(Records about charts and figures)
○ ○ ○ ○

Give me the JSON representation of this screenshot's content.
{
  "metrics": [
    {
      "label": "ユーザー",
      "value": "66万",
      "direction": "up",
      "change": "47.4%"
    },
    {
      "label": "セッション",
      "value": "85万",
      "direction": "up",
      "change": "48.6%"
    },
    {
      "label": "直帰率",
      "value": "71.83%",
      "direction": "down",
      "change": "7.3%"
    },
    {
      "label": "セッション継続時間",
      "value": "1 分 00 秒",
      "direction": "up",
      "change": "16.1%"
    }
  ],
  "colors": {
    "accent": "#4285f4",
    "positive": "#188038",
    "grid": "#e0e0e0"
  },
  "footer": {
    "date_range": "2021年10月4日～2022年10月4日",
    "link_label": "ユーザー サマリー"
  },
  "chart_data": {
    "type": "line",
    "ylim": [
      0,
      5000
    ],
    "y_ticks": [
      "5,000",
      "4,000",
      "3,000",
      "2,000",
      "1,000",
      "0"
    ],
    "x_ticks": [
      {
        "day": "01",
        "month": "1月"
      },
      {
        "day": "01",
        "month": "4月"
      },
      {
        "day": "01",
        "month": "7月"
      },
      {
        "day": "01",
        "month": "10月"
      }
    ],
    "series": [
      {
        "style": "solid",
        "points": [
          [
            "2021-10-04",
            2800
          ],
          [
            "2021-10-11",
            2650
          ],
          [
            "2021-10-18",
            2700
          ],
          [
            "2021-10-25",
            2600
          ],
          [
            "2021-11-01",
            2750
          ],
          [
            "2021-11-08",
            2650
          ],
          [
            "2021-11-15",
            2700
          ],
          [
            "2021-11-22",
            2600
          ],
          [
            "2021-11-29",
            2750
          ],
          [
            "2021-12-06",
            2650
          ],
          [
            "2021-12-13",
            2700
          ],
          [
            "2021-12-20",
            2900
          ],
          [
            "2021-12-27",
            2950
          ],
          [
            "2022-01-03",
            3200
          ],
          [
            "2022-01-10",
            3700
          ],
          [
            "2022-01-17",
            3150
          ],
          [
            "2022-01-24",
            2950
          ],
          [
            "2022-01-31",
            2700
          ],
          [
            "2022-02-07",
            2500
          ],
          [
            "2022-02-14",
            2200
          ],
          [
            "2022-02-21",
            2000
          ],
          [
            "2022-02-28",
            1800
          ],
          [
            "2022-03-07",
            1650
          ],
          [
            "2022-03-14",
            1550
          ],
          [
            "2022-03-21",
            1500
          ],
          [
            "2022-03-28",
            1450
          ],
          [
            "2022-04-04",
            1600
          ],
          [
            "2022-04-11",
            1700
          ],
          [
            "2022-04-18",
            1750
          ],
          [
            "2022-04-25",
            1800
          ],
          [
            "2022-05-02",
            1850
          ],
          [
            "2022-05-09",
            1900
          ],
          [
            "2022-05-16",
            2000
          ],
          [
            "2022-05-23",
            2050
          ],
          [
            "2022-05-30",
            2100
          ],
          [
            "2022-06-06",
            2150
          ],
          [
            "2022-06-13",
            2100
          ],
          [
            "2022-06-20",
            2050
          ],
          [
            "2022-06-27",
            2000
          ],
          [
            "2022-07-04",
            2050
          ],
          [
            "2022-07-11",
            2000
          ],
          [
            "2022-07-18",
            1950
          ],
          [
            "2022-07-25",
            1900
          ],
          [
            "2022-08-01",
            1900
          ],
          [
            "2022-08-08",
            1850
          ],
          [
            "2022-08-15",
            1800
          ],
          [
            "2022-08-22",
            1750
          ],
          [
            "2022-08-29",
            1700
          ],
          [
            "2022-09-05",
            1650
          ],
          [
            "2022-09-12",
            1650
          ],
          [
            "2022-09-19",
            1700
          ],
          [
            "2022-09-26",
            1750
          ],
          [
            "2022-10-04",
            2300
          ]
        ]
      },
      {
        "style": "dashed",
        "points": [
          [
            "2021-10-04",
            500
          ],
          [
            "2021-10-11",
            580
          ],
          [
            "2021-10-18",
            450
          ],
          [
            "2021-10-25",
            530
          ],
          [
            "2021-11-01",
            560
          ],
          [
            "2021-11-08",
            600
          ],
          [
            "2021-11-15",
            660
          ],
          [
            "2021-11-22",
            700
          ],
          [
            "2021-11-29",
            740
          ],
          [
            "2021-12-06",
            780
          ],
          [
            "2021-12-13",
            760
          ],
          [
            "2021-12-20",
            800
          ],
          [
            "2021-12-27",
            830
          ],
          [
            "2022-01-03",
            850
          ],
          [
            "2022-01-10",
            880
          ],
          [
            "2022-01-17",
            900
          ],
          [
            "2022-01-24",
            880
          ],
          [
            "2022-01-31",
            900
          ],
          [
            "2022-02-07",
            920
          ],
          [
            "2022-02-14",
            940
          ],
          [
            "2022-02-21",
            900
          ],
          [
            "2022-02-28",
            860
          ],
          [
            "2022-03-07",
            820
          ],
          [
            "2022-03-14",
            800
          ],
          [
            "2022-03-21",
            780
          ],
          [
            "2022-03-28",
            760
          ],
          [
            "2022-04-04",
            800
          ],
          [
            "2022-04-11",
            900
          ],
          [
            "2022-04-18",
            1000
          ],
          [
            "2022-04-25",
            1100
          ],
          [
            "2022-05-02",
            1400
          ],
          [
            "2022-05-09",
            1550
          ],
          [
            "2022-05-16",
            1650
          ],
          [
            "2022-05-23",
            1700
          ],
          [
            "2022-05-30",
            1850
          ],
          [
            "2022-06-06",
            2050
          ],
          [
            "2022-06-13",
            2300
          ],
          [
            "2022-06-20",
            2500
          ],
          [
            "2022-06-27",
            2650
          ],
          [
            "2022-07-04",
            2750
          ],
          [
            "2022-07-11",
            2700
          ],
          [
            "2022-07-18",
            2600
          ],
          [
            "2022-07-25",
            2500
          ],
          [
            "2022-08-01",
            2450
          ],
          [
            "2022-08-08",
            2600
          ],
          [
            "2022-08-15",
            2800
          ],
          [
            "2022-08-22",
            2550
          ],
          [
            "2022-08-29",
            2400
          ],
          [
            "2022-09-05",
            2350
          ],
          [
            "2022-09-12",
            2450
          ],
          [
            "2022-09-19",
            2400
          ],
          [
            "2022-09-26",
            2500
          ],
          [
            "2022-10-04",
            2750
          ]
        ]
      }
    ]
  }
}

○ ○ ○ ○

Each line above must be printed exactly as it appears.

Give me the JSON representation of this screenshot's content.
{
  "metrics": [
    {
      "label": "ユーザー",
      "value": "66万",
      "direction": "up",
      "change": "47.4%"
    },
    {
      "label": "セッション",
      "value": "85万",
      "direction": "up",
      "change": "48.6%"
    },
    {
      "label": "直帰率",
      "value": "71.83%",
      "direction": "down",
      "change": "7.3%"
    },
    {
      "label": "セッション継続時間",
      "value": "1 分 00 秒",
      "direction": "up",
      "change": "16.1%"
    }
  ],
  "colors": {
    "accent": "#4285f4",
    "positive": "#188038",
    "grid": "#e0e0e0"
  },
  "footer": {
    "date_range": "2021年10月4日～2022年10月4日",
    "link_label": "ユーザー サマリー"
  },
  "chart_data": {
    "type": "line",
    "ylim": [
      0,
      5000
    ],
    "y_ticks": [
      "5,000",
      "4,000",
      "3,000",
      "2,000",
      "1,000",
      "0"
    ],
    "x_ticks": [
      {
        "day": "01",
        "month": "1月"
      },
      {
        "day": "01",
        "month": "4月"
      },
      {
        "day": "01",
        "month": "7月"
      },
      {
        "day": "01",
        "month": "10月"
      }
    ],
    "series": [
      {
        "style": "solid",
        "points": [
          [
            "2021-10-04",
            2800
          ],
          [
            "2021-10-11",
            2650
          ],
          [
            "2021-10-18",
            2700
          ],
          [
            "2021-10-25",
            2600
          ],
          [
            "2021-11-01",
            2750
          ],
          [
            "2021-11-08",
            2650
          ],
          [
            "2021-11-15",
            2700
          ],
          [
            "2021-11-22",
            2600
          ],
          [
            "2021-11-29",
            2750
          ],
          [
            "2021-12-06",
            2650
          ],
          [
            "2021-12-13",
            2700
          ],
          [
            "2021-12-20",
            2900
          ],
          [
            "2021-12-27",
            2950
          ],
          [
            "2022-01-03",
            3200
          ],
          [
            "2022-01-10",
            3700
          ],
          [
            "2022-01-17",
            3150
          ],
          [
            "2022-01-24",
            2950
          ],
          [
            "2022-01-31",
            2700
          ],
          [
            "2022-02-07",
            2500
          ],
          [
            "2022-02-14",
            2200
          ],
          [
            "2022-02-21",
            2000
          ],
          [
            "2022-02-28",
            1800
          ],
          [
            "2022-03-07",
            1650
          ],
          [
            "2022-03-14",
            1550
          ],
          [
            "2022-03-21",
            1500
          ],
          [
            "2022-03-28",
            1450
          ],
          [
            "2022-04-04",
            1600
          ],
          [
            "2022-04-11",
            1700
          ],
          [
            "2022-04-18",
            1750
          ],
          [
            "2022-04-25",
            1800
          ],
          [
            "2022-05-02",
            1850
          ],
          [
            "2022-05-09",
            1900
          ],
          [
            "2022-05-16",
            2000
          ],
          [
            "2022-05-23",
            2050
          ],
          [
            "2022-05-30",
            2100
          ],
          [
            "2022-06-06",
            2150
          ],
          [
            "2022-06-13",
            2100
          ],
          [
            "2022-06-20",
            2050
          ],
          [
            "2022-06-27",
            2000
          ],
          [
            "2022-07-04",
            2050
          ],
          [
            "2022-07-11",
            2000
          ],
          [
            "2022-07-18",
            1950
          ],
          [
            "2022-07-25",
            1900
          ],
          [
            "2022-08-01",
            1900
          ],
          [
            "2022-08-08",
            1850
          ],
          [
            "2022-08-15",
            1800
          ],
          [
            "2022-08-22",
            1750
          ],
          [
            "2022-08-29",
            1700
          ],
          [
            "2022-09-05",
            1650
          ],
          [
            "2022-09-12",
            1650
          ],
          [
            "2022-09-19",
            1700
          ],
          [
            "2022-09-26",
            1750
          ],
          [
            "2022-10-04",
            2300
          ]
        ]
      },
      {
        "style": "dashed",
        "points": [
          [
            "2021-10-04",
            500
          ],
          [
            "2021-10-11",
            580
          ],
          [
            "2021-10-18",
            450
          ],
          [
            "2021-10-25",
            530
          ],
          [
            "2021-11-01",
            560
          ],
          [
            "2021-11-08",
            600
          ],
          [
            "2021-11-15",
            660
          ],
          [
            "2021-11-22",
            700
          ],
          [
            "2021-11-29",
            740
          ],
          [
            "2021-12-06",
            780
          ],
          [
            "2021-12-13",
            760
          ],
          [
            "2021-12-20",
            800
          ],
          [
            "2021-12-27",
            830
          ],
          [
            "2022-01-03",
            850
          ],
          [
            "2022-01-10",
            880
          ],
          [
            "2022-01-17",
            900
          ],
          [
            "2022-01-24",
            880
          ],
          [
            "2022-01-31",
            900
          ],
          [
            "2022-02-07",
            920
          ],
          [
            "2022-02-14",
            940
          ],
          [
            "2022-02-21",
            900
          ],
          [
            "2022-02-28",
            860
          ],
          [
            "2022-03-07",
            820
          ],
          [
            "2022-03-14",
            800
          ],
          [
            "2022-03-21",
            780
          ],
          [
            "2022-03-28",
            760
          ],
          [
            "2022-04-04",
            800
          ],
          [
            "2022-04-11",
            900
          ],
          [
            "2022-04-18",
            1000
          ],
          [
            "2022-04-25",
            1100
          ],
          [
            "2022-05-02",
            1400
          ],
          [
            "2022-05-09",
            1550
          ],
          [
            "2022-05-16",
            1650
          ],
          [
            "2022-05-23",
            1700
          ],
          [
            "2022-05-30",
            1850
          ],
          [
            "2022-06-06",
            2050
          ],
          [
            "2022-06-13",
            2300
          ],
          [
            "2022-06-20",
            2500
          ],
          [
            "2022-06-27",
            2650
          ],
          [
            "2022-07-04",
            2750
          ],
          [
            "2022-07-11",
            2700
          ],
          [
            "2022-07-18",
            2600
          ],
          [
            "2022-07-25",
            2500
          ],
          [
            "2022-08-01",
            2450
          ],
          [
            "2022-08-08",
            2600
          ],
          [
            "2022-08-15",
            2800
          ],
          [
            "2022-08-22",
            2550
          ],
          [
            "2022-08-29",
            2400
          ],
          [
            "2022-09-05",
            2350
          ],
          [
            "2022-09-12",
            2450
          ],
          [
            "2022-09-19",
            2400
          ],
          [
            "2022-09-26",
            2500
          ],
          [
            "2022-10-04",
            2750
          ]
        ]
      }
    ]
  }
}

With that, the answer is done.